======== PASSAGE SHOWN ========
(LiveHacking.Com) – It has been revealed that the RuggedCom Rugged Operating System (ROS), which is used in RuggedCom’s network infrastructure devices, contains a hard-coded user account with a computable password based on the device’s MAC address. The backdoor “factory” account cannot be manually disabled leaving the device open for hackers to gain complete administrative control of any affected device. The revelation was made on the Full Disclosure mailing list along with a simple Perl script to calculate the password when the MAC address is given.
According to a security advisory published by RuggedCom in response to the disclosure: “The secure shell (ssh) and web access (https) do not have the backdoor access as of ROS version 3.3 and above, however telnet, remote shell (rsh) and serial console do have the backdoor access in these versions. Earlier versions of the ROS software (prior to v3.3) have the backdoor access within all these services (ssh, https, telnet, rsh and the serial console).”
======== RAW DATA ========
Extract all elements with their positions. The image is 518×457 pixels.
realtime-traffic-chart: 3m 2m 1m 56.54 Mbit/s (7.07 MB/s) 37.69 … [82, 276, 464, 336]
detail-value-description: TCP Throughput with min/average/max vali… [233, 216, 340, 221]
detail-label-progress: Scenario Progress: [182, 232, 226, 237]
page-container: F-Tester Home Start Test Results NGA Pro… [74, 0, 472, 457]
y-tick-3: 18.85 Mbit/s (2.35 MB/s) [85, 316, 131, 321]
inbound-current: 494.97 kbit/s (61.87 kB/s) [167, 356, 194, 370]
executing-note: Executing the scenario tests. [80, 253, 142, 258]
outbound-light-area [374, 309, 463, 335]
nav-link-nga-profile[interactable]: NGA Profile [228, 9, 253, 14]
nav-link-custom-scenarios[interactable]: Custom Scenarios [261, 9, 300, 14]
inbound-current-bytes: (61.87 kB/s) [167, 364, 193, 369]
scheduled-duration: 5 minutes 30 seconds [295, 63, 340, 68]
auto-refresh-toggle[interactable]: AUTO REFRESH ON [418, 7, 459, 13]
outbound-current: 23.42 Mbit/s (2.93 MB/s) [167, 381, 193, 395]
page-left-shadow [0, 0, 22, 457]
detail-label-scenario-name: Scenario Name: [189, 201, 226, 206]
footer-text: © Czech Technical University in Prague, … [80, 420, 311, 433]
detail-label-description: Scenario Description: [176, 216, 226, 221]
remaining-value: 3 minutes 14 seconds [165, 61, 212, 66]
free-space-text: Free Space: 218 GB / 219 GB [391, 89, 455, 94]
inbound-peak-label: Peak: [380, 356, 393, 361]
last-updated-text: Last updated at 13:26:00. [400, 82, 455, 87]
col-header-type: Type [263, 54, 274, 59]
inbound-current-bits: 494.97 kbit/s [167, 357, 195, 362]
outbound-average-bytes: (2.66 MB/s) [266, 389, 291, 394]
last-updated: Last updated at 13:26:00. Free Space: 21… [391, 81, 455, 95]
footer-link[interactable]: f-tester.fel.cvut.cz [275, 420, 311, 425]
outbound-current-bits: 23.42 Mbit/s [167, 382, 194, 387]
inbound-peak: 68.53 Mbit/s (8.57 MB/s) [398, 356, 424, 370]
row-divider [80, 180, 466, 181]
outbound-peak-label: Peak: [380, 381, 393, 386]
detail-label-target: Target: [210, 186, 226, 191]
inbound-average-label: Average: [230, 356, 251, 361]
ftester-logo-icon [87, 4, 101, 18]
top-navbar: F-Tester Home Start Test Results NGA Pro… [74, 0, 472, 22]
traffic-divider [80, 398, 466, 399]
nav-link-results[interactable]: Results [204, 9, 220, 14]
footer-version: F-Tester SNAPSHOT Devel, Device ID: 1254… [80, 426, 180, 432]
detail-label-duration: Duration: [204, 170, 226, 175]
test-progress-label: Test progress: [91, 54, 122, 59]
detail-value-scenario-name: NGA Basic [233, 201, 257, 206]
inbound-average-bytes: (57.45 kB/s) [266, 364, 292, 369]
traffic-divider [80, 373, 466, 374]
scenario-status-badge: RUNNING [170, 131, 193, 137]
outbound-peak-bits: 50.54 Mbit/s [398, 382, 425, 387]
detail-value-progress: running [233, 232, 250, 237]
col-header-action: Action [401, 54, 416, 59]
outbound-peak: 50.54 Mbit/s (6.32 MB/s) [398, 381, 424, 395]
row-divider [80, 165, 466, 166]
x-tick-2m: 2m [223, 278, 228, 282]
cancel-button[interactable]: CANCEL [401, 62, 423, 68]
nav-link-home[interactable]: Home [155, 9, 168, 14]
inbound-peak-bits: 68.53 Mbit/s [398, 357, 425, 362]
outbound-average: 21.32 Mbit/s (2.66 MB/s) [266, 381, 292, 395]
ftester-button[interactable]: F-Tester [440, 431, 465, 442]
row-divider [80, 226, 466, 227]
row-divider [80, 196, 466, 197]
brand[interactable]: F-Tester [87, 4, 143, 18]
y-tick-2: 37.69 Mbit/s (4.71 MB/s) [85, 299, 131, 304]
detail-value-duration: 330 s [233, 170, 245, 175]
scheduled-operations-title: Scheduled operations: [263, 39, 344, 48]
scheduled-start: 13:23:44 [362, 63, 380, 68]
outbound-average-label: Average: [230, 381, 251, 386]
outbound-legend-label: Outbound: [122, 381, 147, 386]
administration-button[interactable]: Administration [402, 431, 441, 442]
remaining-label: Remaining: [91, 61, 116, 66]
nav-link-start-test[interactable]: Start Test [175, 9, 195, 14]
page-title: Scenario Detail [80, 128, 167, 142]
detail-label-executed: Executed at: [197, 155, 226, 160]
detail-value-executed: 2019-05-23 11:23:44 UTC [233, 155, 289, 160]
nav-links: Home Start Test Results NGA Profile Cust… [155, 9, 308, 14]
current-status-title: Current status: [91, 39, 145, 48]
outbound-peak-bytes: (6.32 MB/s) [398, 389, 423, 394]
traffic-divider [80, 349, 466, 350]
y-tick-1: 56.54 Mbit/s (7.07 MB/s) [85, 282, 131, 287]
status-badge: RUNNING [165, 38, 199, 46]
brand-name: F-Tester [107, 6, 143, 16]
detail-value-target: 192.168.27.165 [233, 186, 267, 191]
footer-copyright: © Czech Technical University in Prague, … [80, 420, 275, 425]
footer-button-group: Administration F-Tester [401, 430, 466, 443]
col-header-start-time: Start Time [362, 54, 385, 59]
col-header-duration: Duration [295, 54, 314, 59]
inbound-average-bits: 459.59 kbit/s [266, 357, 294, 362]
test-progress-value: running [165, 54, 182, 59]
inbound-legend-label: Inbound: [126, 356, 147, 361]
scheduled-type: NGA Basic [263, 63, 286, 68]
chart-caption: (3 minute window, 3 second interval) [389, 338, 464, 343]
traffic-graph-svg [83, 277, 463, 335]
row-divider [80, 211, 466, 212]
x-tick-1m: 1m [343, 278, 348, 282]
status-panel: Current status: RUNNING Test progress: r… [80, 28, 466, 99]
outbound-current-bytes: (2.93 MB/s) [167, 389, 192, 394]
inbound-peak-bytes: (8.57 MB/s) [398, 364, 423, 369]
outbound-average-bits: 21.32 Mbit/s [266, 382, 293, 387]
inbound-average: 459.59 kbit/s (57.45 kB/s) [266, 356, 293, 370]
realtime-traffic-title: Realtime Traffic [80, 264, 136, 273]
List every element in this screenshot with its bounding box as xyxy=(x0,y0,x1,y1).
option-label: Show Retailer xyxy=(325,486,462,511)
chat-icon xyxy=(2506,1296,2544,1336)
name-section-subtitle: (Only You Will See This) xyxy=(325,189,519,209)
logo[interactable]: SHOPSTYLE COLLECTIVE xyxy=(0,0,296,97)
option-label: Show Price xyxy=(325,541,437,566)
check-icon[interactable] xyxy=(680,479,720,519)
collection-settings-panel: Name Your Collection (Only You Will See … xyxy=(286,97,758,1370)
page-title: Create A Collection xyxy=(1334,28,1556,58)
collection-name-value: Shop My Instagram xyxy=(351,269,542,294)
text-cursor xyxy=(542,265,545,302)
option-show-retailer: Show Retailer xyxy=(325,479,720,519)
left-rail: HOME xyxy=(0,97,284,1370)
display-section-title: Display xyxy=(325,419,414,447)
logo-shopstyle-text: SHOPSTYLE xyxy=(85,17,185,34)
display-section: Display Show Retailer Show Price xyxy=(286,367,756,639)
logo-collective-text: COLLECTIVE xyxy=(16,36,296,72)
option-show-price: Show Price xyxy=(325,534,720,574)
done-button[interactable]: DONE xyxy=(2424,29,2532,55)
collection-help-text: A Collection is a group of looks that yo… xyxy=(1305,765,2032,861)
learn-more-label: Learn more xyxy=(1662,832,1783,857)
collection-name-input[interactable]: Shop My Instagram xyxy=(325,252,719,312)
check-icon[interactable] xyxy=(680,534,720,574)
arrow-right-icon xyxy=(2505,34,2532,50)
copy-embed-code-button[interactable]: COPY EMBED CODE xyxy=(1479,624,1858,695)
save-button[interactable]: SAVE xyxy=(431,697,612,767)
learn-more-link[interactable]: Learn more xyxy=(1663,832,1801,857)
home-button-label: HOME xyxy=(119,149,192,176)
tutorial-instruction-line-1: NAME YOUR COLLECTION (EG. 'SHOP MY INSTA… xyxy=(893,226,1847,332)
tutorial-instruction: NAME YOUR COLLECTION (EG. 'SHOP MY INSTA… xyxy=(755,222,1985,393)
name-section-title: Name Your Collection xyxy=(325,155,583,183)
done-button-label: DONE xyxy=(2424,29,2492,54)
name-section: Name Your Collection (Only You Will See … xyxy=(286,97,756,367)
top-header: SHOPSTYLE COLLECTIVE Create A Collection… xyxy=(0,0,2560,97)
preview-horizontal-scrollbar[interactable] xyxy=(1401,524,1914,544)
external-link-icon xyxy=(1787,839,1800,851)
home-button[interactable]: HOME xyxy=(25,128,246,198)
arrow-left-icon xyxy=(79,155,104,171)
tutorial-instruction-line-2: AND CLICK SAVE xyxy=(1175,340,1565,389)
========
PROBLEMS AND TASKS>
1/ In the RuggedCom backdoor report, what is the hard-coded account's password computed from?
2/ Write the next part of the RuggedCom backdoor report, starting after its final sentence.
These records have no connection to the RuggedCom backdoor report.

RESPONSE LIST>
1/ It is computed from the device's MAC address.

2/
The company, which was bought by Siemens in March, will release a new version of ROS in “the next few weeks”. The new version will remove the factory account and disable telnet and rsh by default. Updates will be made available for ROS v3.7, 3.8, 3.9, and 3.10. Any installations using a version of ROS before v3.7 need to upgrade.
The most alarming aspect of this backdoor access is the lack of response by RuggedCom. According to the disclosure, the company was told in April 2011 that the backdoor had been uncovered and the password was computable. In June 2011 they verbally acknowledged the existence of the of backdoor and then ceased all communication. In February 2012 US-CERT was notified.
RuggedCom equipment, which is marketed as having “industrial strength” and designed for “mission-critical applications in harsh environments”, is installed in traffic control systems, railroad communications systems, power plants, electrical substations, and even US military sites.